> **Entries provided**
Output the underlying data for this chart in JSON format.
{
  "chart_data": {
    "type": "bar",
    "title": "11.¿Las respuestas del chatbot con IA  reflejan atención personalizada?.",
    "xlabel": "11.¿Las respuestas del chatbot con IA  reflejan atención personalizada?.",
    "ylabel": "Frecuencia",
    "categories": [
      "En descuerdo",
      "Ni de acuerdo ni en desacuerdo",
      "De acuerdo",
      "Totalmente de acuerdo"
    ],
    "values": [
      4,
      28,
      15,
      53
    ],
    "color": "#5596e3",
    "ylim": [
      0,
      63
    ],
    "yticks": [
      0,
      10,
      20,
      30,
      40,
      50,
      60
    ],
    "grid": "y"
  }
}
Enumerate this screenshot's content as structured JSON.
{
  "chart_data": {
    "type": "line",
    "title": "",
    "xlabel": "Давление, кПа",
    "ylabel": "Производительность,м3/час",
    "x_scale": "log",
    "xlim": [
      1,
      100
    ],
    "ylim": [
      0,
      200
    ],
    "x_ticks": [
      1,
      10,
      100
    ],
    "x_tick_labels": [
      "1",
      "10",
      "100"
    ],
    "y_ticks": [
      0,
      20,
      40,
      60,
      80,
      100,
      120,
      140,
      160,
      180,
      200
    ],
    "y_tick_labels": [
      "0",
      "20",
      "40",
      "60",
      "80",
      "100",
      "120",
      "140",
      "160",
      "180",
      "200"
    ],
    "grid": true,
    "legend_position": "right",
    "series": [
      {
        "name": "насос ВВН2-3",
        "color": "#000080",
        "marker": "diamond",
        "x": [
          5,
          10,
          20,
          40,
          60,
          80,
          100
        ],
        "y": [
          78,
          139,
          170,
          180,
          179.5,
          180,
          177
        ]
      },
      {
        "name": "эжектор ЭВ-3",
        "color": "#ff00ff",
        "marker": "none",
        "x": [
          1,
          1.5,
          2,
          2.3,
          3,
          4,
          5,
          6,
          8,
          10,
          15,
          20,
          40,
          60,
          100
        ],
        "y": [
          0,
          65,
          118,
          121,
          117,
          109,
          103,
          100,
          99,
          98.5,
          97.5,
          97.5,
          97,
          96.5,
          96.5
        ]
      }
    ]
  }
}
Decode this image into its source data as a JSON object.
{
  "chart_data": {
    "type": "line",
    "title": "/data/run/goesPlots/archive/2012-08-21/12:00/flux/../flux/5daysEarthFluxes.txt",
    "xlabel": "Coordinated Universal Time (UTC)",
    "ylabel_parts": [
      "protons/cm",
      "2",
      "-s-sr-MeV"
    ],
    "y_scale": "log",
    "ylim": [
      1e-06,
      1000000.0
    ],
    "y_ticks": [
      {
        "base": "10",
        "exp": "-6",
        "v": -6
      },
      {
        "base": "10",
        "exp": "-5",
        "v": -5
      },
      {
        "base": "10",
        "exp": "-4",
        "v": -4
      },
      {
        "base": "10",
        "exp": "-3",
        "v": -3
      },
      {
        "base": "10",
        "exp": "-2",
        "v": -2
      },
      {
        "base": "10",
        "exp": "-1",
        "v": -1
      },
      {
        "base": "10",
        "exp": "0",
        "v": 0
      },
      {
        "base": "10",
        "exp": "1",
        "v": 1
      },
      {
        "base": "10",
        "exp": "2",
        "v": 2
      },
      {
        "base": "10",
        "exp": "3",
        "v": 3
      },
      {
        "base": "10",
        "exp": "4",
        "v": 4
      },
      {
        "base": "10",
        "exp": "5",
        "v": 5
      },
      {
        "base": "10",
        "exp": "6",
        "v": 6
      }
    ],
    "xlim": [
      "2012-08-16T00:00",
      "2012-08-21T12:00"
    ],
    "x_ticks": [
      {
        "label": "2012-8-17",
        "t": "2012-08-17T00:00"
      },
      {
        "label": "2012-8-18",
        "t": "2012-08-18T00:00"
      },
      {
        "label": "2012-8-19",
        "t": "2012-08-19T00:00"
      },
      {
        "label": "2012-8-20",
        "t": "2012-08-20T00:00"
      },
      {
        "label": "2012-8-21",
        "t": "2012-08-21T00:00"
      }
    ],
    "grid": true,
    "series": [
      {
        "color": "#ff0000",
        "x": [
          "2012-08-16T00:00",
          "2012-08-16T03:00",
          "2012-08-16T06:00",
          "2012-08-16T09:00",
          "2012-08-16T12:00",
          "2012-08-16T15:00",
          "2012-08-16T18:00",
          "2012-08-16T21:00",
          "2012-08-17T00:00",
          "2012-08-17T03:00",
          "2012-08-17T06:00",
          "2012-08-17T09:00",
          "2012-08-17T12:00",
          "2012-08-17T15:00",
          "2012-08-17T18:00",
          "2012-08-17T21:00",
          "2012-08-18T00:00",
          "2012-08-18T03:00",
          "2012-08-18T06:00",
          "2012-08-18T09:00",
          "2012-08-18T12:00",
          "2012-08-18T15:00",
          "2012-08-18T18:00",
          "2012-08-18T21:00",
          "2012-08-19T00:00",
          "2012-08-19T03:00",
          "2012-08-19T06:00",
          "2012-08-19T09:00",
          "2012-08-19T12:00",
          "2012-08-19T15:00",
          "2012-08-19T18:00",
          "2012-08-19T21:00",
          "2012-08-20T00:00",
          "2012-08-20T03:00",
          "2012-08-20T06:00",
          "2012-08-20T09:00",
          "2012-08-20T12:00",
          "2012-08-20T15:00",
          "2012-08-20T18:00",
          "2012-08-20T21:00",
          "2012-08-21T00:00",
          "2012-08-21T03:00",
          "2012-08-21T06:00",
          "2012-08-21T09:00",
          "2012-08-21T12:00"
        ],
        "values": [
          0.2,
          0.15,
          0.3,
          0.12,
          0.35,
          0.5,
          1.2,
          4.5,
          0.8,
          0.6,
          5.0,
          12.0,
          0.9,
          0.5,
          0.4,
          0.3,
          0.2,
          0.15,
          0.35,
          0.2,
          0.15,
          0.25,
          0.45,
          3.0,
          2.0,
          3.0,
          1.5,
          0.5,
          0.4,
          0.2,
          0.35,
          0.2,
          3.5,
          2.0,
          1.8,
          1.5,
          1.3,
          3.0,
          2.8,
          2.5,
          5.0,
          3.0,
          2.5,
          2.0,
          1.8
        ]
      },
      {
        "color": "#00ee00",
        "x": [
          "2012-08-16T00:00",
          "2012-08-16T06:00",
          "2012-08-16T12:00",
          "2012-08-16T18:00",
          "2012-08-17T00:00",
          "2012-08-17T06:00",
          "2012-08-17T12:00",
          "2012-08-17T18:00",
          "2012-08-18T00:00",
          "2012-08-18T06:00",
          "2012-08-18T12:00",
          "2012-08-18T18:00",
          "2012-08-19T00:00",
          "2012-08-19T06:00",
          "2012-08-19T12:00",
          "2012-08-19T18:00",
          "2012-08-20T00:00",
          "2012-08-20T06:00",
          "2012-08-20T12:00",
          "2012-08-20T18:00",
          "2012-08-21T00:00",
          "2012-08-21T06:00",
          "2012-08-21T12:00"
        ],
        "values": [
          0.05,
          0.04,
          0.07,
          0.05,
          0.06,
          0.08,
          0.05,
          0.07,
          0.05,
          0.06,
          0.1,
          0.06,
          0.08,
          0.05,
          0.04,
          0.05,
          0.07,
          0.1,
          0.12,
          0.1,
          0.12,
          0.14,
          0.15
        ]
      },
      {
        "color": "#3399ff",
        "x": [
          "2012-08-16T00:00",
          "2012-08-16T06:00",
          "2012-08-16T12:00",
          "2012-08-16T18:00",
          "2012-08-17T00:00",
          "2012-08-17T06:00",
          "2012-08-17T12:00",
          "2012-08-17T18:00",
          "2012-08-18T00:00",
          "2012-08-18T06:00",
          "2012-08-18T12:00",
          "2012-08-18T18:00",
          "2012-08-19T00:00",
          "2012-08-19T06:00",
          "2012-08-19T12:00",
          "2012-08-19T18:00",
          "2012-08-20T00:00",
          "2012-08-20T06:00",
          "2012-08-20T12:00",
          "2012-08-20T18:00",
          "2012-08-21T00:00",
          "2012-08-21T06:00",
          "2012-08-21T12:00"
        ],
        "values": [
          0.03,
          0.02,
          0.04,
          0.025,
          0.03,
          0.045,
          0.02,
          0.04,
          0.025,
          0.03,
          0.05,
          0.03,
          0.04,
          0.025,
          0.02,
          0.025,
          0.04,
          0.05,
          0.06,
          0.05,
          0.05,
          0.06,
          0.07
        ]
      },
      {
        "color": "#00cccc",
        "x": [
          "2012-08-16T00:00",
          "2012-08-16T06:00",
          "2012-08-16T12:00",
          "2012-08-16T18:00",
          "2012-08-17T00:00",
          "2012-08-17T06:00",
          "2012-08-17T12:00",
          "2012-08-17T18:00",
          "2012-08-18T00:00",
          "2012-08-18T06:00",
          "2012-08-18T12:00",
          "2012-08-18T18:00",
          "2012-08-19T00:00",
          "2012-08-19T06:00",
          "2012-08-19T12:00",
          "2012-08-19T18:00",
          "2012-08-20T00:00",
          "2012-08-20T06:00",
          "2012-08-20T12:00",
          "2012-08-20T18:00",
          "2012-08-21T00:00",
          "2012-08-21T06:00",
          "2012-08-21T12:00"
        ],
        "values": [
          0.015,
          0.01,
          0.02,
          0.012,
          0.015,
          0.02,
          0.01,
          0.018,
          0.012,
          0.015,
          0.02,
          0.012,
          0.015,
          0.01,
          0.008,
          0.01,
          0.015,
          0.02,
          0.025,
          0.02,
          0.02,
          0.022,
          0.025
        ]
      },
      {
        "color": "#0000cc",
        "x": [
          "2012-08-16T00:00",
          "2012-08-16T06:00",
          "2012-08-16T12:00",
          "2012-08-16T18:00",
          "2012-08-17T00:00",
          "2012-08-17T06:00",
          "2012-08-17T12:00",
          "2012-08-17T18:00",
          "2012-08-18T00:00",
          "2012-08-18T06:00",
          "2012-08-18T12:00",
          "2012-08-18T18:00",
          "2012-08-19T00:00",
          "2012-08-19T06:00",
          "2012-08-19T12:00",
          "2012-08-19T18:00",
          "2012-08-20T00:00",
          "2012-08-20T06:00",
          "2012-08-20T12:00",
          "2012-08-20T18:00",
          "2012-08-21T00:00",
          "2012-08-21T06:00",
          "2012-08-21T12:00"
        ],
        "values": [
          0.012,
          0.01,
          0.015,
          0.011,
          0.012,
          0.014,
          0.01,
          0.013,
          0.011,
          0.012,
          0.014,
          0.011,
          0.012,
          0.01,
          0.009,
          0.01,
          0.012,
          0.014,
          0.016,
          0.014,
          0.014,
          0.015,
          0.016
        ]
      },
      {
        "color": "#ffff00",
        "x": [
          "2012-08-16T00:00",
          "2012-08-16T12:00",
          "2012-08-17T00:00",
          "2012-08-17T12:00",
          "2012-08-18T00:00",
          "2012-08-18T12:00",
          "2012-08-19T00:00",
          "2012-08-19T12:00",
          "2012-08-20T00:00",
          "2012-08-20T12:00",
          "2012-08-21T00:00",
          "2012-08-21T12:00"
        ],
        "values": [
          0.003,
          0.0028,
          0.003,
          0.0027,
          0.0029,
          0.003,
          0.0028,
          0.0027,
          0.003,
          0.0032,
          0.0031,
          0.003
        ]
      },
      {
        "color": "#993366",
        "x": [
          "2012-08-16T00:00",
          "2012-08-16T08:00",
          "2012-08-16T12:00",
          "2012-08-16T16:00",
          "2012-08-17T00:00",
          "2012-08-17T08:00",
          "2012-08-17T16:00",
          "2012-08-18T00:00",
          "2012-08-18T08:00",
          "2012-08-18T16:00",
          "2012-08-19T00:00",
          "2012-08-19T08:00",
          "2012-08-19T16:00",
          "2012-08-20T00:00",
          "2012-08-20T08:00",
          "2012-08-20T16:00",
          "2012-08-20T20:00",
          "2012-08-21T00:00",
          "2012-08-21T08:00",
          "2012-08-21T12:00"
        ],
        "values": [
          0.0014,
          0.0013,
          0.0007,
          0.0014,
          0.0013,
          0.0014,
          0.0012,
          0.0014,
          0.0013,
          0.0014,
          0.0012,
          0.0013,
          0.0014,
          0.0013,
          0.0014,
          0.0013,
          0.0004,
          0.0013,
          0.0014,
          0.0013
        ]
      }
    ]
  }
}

> **Task to complete**
Pick out every line holding the string "atención" and return it.

> **Response to the task**
    "title": "11.¿Las respuestas del chatbot con IA  reflejan atención personalizada?.",
    "xlabel": "11.¿Las respuestas del chatbot con IA  reflejan atención personalizada?.",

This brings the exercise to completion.